* **Stored data entries**
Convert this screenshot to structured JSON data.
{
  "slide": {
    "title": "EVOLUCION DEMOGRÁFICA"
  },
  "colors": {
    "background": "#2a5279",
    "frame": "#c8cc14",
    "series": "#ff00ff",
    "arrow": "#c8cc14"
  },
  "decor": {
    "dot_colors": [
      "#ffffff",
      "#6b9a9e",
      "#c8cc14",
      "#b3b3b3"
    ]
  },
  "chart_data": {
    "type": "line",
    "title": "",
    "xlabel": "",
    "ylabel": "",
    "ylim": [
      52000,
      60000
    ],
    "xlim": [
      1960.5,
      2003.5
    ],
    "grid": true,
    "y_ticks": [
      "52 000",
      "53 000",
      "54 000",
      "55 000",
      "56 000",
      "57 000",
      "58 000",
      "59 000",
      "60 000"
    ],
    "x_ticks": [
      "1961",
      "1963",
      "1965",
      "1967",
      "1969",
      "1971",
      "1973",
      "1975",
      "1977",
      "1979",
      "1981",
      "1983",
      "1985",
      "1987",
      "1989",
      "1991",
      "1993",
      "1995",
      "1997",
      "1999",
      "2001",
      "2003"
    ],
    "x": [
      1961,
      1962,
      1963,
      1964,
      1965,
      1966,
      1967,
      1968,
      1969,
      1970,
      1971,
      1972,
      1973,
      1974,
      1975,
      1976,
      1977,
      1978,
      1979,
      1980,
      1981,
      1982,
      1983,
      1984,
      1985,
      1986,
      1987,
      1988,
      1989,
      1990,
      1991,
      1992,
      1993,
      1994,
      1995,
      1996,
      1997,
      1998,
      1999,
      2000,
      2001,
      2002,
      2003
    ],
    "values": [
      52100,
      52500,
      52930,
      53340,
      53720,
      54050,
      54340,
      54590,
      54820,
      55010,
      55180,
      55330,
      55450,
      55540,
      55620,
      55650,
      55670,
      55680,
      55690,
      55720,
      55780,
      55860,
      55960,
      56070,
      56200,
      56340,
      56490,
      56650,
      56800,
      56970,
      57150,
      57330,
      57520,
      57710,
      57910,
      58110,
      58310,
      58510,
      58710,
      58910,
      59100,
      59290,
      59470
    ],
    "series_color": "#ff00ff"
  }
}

* **Instruction**
Copy all lines in the listing above where the string "title" appears.

* **Result**
    "title": "EVOLUCION DEMOGRÁFICA"
    "title": "",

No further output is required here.